Locate the word "ylabel" in the material, then show every line that holds it.

* * *

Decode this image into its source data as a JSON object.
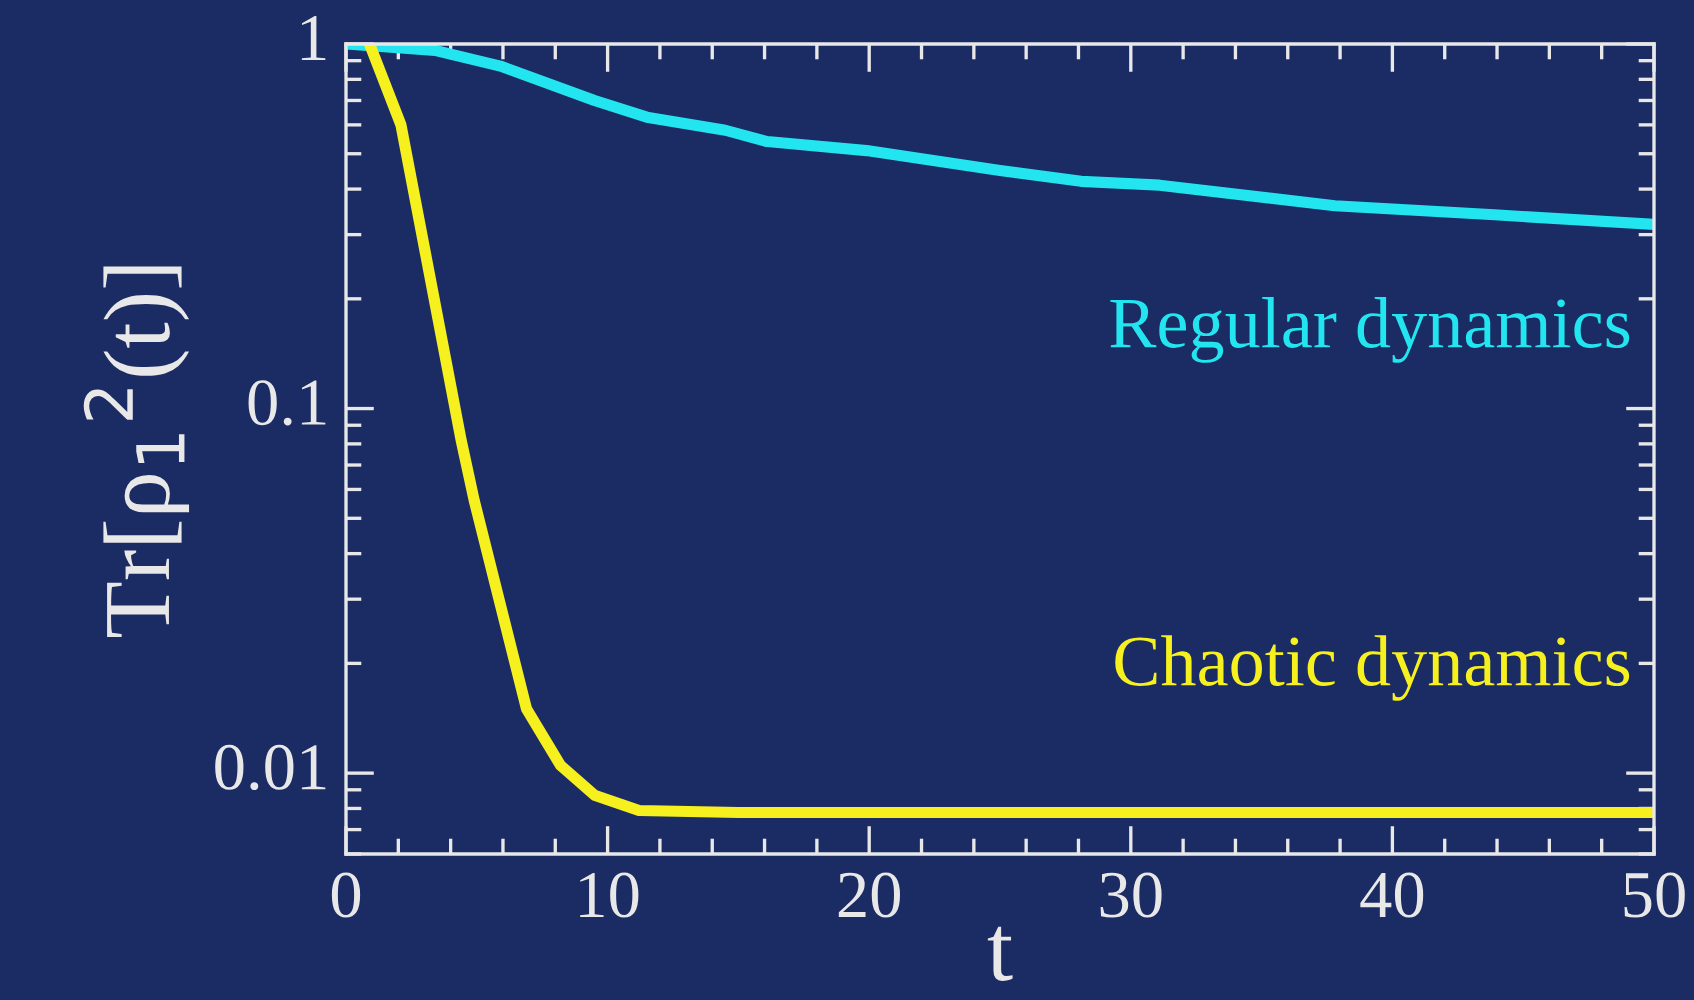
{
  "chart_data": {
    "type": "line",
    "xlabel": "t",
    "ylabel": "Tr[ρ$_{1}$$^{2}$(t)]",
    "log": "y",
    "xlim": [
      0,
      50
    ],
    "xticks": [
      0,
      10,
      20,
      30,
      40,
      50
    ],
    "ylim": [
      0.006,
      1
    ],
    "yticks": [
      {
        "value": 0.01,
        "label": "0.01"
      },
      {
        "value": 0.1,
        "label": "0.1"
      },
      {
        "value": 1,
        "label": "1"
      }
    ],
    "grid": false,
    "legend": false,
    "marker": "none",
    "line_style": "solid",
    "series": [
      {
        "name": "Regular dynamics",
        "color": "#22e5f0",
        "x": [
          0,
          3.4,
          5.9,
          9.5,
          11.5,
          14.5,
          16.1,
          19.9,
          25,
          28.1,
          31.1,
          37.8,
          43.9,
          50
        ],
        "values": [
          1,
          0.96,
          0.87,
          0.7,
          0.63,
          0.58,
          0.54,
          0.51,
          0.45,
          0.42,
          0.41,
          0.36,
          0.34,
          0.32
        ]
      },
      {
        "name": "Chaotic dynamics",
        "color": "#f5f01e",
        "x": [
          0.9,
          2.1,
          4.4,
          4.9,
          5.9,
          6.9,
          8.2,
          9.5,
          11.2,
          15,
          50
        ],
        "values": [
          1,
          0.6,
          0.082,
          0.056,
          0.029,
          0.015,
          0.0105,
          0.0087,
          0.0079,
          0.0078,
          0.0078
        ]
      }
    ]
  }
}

* * *

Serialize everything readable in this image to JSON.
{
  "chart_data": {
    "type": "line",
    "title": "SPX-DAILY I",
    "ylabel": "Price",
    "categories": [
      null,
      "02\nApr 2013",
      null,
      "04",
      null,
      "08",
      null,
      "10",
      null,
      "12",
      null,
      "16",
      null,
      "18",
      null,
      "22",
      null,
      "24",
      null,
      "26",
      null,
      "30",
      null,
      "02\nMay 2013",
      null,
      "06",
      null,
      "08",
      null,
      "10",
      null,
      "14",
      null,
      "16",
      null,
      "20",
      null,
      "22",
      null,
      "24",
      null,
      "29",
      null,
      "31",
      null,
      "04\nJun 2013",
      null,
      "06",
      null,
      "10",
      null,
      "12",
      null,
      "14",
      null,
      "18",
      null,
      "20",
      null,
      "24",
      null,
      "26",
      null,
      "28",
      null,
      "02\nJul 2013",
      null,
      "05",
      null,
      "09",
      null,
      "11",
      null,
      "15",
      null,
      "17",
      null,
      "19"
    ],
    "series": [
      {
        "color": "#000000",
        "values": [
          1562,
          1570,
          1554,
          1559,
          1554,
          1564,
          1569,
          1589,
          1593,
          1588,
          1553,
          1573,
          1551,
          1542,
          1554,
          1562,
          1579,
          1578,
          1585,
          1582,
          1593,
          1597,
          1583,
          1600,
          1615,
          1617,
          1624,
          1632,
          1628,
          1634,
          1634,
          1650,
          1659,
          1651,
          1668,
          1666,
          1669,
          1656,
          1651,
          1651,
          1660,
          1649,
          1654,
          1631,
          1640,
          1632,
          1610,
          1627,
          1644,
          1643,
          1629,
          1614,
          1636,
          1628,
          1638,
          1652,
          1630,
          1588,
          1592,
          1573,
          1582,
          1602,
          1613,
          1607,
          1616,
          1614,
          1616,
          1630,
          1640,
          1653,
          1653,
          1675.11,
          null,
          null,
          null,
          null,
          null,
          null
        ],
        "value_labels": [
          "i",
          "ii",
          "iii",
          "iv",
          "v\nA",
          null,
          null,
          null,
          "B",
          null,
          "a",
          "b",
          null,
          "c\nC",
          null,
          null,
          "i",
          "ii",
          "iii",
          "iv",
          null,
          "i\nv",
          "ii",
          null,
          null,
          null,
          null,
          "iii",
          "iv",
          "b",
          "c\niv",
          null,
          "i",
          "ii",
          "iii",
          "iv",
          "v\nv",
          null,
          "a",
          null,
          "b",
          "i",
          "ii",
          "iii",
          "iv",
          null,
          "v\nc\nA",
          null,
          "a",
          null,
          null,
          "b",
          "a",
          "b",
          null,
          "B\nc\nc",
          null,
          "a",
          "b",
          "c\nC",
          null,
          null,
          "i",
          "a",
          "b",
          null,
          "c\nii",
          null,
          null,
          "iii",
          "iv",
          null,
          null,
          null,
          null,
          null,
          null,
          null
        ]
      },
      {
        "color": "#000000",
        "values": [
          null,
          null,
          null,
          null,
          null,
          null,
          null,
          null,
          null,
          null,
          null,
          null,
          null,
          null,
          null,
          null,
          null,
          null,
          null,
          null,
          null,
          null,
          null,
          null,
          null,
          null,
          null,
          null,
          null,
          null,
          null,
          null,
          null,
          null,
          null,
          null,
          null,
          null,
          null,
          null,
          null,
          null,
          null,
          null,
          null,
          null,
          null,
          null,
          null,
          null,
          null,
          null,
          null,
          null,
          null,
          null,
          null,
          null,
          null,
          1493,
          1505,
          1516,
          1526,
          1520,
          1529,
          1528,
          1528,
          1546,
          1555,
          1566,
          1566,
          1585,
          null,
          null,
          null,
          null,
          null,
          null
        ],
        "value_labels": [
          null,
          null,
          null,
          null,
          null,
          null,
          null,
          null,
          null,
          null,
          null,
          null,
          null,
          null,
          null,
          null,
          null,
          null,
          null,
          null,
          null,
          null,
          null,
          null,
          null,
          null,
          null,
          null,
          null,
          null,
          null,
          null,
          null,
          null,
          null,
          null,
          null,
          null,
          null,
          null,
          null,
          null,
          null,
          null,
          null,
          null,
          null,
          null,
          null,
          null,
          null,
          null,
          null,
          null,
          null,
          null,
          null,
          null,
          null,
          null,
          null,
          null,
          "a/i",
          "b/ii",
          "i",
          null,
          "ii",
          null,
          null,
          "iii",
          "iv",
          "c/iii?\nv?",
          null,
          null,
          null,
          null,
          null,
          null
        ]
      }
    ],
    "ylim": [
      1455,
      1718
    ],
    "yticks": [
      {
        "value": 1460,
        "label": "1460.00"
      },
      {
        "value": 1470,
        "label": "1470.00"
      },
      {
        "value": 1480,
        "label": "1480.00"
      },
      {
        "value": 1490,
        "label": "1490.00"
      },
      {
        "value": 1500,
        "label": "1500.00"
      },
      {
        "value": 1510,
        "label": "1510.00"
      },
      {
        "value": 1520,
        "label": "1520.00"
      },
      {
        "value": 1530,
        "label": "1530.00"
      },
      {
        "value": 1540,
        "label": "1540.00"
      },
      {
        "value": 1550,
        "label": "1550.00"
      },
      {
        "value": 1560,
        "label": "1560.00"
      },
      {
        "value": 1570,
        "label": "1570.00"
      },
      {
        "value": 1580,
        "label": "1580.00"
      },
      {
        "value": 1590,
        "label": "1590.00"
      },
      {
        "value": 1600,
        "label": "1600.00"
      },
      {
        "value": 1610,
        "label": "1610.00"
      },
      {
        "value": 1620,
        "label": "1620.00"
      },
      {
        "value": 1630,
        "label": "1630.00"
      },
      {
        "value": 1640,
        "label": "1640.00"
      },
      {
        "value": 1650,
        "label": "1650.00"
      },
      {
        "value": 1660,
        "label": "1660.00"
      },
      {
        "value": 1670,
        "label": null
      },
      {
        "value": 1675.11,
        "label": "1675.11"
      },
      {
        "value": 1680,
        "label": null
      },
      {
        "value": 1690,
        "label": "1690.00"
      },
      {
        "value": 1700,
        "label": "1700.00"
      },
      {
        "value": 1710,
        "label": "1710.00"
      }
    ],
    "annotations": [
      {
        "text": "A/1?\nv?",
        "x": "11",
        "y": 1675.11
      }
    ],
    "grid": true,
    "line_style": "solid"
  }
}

* * *

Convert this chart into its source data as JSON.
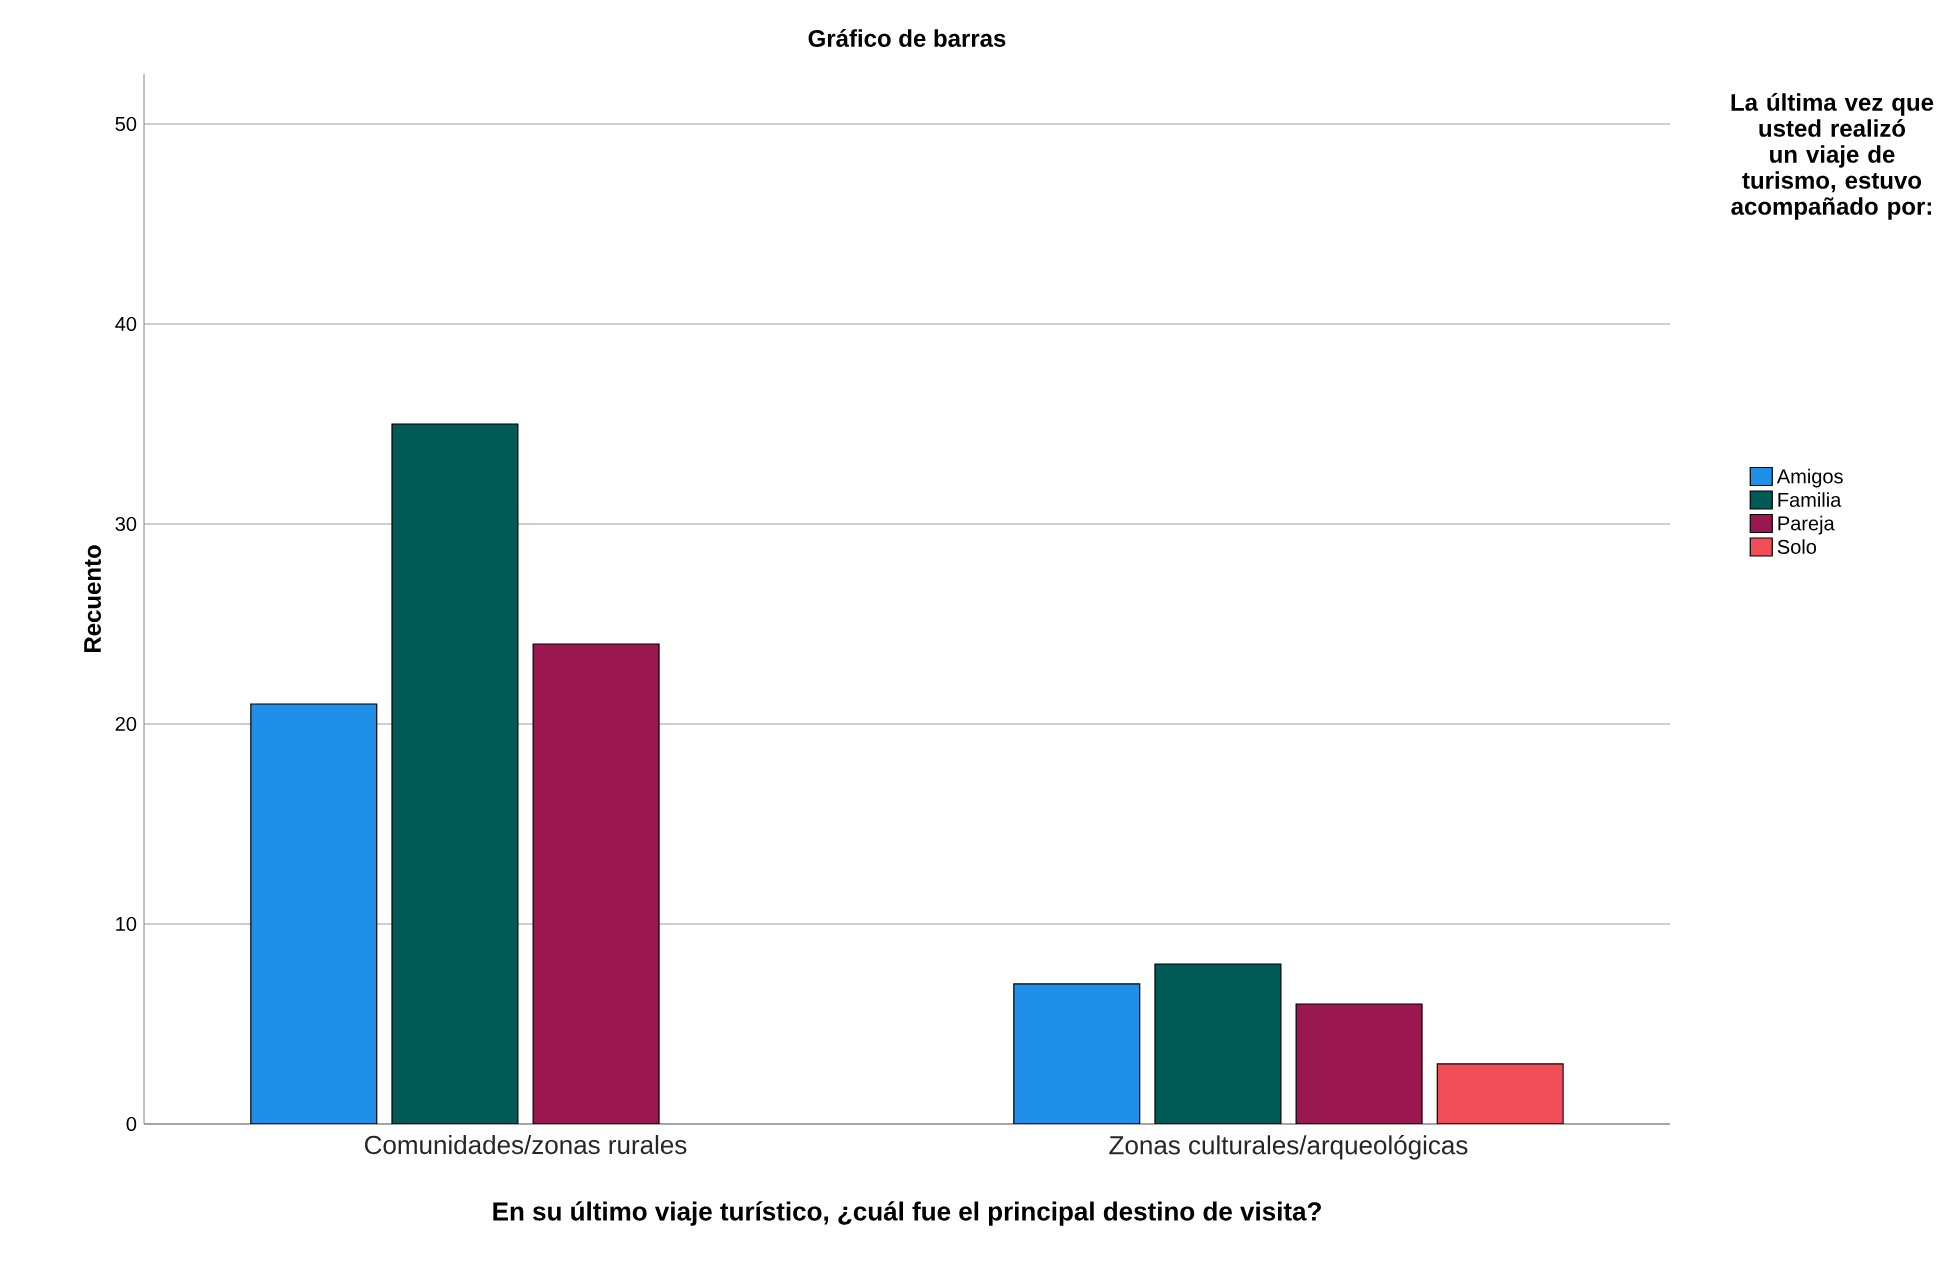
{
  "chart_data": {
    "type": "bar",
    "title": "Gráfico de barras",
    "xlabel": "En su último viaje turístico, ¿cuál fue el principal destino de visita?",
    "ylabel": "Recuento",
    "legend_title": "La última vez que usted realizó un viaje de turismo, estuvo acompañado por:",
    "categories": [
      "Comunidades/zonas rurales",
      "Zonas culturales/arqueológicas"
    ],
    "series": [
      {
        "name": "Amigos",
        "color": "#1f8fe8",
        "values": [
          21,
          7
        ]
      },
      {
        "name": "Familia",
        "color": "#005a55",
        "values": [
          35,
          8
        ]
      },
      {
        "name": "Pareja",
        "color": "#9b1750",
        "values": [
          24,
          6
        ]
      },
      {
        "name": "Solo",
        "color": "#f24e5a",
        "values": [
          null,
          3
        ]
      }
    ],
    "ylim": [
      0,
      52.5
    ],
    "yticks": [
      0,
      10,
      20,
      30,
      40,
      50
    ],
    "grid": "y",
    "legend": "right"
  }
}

* * *

### SOLUTION TO THE PROBLEM
    "ylabel": "Tr[ρ$_{1}$$^{2}$(t)]",
    "ylabel": "Price",
    "ylabel": "Recuento",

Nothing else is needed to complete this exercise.